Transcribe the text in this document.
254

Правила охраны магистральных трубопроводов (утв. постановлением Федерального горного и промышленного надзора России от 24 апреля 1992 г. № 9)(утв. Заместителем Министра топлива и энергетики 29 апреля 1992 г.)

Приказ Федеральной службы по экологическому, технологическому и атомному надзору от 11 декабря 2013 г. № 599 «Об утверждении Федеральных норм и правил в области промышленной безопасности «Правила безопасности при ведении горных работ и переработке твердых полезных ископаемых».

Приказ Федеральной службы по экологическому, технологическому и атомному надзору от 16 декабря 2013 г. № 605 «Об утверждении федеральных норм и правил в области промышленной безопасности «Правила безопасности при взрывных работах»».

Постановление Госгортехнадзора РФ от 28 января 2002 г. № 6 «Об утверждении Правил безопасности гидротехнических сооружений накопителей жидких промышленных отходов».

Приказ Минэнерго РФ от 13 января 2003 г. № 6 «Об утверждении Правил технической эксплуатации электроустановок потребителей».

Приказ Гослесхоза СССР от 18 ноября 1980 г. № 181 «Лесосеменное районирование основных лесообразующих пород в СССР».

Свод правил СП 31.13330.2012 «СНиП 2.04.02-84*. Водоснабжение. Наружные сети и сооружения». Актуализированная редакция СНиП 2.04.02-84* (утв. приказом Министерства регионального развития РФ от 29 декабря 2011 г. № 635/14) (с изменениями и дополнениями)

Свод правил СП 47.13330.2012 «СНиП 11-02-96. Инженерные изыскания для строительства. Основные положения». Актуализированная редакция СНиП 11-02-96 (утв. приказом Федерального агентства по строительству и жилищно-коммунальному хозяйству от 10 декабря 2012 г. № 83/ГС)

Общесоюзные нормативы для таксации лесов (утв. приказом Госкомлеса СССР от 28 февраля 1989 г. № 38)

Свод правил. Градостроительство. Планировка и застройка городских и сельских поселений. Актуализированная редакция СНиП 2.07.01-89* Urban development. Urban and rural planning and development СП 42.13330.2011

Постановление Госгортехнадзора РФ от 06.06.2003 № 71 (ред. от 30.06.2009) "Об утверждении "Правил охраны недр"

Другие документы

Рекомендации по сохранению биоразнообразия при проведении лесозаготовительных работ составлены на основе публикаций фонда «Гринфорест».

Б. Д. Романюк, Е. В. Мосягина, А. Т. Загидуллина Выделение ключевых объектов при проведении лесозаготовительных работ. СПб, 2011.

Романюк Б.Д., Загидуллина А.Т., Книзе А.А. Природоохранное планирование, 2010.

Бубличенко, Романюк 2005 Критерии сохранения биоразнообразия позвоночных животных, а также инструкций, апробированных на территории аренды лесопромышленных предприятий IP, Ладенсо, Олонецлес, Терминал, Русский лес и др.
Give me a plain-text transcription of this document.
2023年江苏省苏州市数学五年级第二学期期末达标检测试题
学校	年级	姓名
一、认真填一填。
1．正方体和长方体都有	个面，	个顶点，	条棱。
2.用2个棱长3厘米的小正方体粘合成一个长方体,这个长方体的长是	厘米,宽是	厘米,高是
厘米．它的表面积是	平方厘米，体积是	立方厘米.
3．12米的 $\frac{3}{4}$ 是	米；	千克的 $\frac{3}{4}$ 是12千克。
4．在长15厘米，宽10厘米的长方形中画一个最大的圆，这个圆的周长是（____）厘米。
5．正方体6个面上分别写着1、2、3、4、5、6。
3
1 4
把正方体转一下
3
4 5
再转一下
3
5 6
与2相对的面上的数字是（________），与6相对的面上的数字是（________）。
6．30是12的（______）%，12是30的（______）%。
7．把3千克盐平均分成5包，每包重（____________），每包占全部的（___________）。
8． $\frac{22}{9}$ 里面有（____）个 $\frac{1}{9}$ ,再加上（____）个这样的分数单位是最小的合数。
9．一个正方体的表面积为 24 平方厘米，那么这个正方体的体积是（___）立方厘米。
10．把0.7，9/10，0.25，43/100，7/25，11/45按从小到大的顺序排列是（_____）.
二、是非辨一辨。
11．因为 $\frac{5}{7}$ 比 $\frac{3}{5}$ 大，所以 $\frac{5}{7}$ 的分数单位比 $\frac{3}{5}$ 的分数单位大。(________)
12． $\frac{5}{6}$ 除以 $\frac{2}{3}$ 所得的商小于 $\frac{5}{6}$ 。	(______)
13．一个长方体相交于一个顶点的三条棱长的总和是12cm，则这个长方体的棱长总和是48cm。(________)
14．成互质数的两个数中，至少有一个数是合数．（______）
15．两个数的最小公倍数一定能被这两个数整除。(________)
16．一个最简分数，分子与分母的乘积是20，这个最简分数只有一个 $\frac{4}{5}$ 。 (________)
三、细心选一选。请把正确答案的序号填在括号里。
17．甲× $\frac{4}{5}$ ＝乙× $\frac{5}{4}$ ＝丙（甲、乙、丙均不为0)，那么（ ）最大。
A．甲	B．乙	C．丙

★ ★ ★ ★ ★

WHAT IS NEEDED: Copy all the records above precisely.

ANSWER TO THE PROBLEM:
Transcribe the text in this document.
254

Правила охраны магистральных трубопроводов (утв. постановлением Федерального горного и промышленного надзора России от 24 апреля 1992 г. № 9)(утв. Заместителем Министра топлива и энергетики 29 апреля 1992 г.)

Приказ Федеральной службы по экологическому, технологическому и атомному надзору от 11 декабря 2013 г. № 599 «Об утверждении Федеральных норм и правил в области промышленной безопасности «Правила безопасности при ведении горных работ и переработке твердых полезных ископаемых».

Приказ Федеральной службы по экологическому, технологическому и атомному надзору от 16 декабря 2013 г. № 605 «Об утверждении федеральных норм и правил в области промышленной безопасности «Правила безопасности при взрывных работах»».

Постановление Госгортехнадзора РФ от 28 января 2002 г. № 6 «Об утверждении Правил безопасности гидротехнических сооружений накопителей жидких промышленных отходов».

Приказ Минэнерго РФ от 13 января 2003 г. № 6 «Об утверждении Правил технической эксплуатации электроустановок потребителей».

Приказ Гослесхоза СССР от 18 ноября 1980 г. № 181 «Лесосеменное районирование основных лесообразующих пород в СССР».

Свод правил СП 31.13330.2012 «СНиП 2.04.02-84*. Водоснабжение. Наружные сети и сооружения». Актуализированная редакция СНиП 2.04.02-84* (утв. приказом Министерства регионального развития РФ от 29 декабря 2011 г. № 635/14) (с изменениями и дополнениями)

Свод правил СП 47.13330.2012 «СНиП 11-02-96. Инженерные изыскания для строительства. Основные положения». Актуализированная редакция СНиП 11-02-96 (утв. приказом Федерального агентства по строительству и жилищно-коммунальному хозяйству от 10 декабря 2012 г. № 83/ГС)

Общесоюзные нормативы для таксации лесов (утв. приказом Госкомлеса СССР от 28 февраля 1989 г. № 38)

Свод правил. Градостроительство. Планировка и застройка городских и сельских поселений. Актуализированная редакция СНиП 2.07.01-89* Urban development. Urban and rural planning and development СП 42.13330.2011

Постановление Госгортехнадзора РФ от 06.06.2003 № 71 (ред. от 30.06.2009) "Об утверждении "Правил охраны недр"

Другие документы

Рекомендации по сохранению биоразнообразия при проведении лесозаготовительных работ составлены на основе публикаций фонда «Гринфорест».

Б. Д. Романюк, Е. В. Мосягина, А. Т. Загидуллина Выделение ключевых объектов при проведении лесозаготовительных работ. СПб, 2011.

Романюк Б.Д., Загидуллина А.Т., Книзе А.А. Природоохранное планирование, 2010.

Бубличенко, Романюк 2005 Критерии сохранения биоразнообразия позвоночных животных, а также инструкций, апробированных на территории аренды лесопромышленных предприятий IP, Ладенсо, Олонецлес, Терминал, Русский лес и др.
Give me a plain-text transcription of this document.
2023年江苏省苏州市数学五年级第二学期期末达标检测试题
学校	年级	姓名
一、认真填一填。
1．正方体和长方体都有	个面，	个顶点，	条棱。
2.用2个棱长3厘米的小正方体粘合成一个长方体,这个长方体的长是	厘米,宽是	厘米,高是
厘米．它的表面积是	平方厘米，体积是	立方厘米.
3．12米的 $\frac{3}{4}$ 是	米；	千克的 $\frac{3}{4}$ 是12千克。
4．在长15厘米，宽10厘米的长方形中画一个最大的圆，这个圆的周长是（____）厘米。
5．正方体6个面上分别写着1、2、3、4、5、6。
3
1 4
把正方体转一下
3
4 5
再转一下
3
5 6
与2相对的面上的数字是（________），与6相对的面上的数字是（________）。
6．30是12的（______）%，12是30的（______）%。
7．把3千克盐平均分成5包，每包重（____________），每包占全部的（___________）。
8． $\frac{22}{9}$ 里面有（____）个 $\frac{1}{9}$ ,再加上（____）个这样的分数单位是最小的合数。
9．一个正方体的表面积为 24 平方厘米，那么这个正方体的体积是（___）立方厘米。
10．把0.7，9/10，0.25，43/100，7/25，11/45按从小到大的顺序排列是（_____）.
二、是非辨一辨。
11．因为 $\frac{5}{7}$ 比 $\frac{3}{5}$ 大，所以 $\frac{5}{7}$ 的分数单位比 $\frac{3}{5}$ 的分数单位大。(________)
12． $\frac{5}{6}$ 除以 $\frac{2}{3}$ 所得的商小于 $\frac{5}{6}$ 。	(______)
13．一个长方体相交于一个顶点的三条棱长的总和是12cm，则这个长方体的棱长总和是48cm。(________)
14．成互质数的两个数中，至少有一个数是合数．（______）
15．两个数的最小公倍数一定能被这两个数整除。(________)
16．一个最简分数，分子与分母的乘积是20，这个最简分数只有一个 $\frac{4}{5}$ 。 (________)
三、细心选一选。请把正确答案的序号填在括号里。
17．甲× $\frac{4}{5}$ ＝乙× $\frac{5}{4}$ ＝丙（甲、乙、丙均不为0)，那么（ ）最大。
A．甲	B．乙	C．丙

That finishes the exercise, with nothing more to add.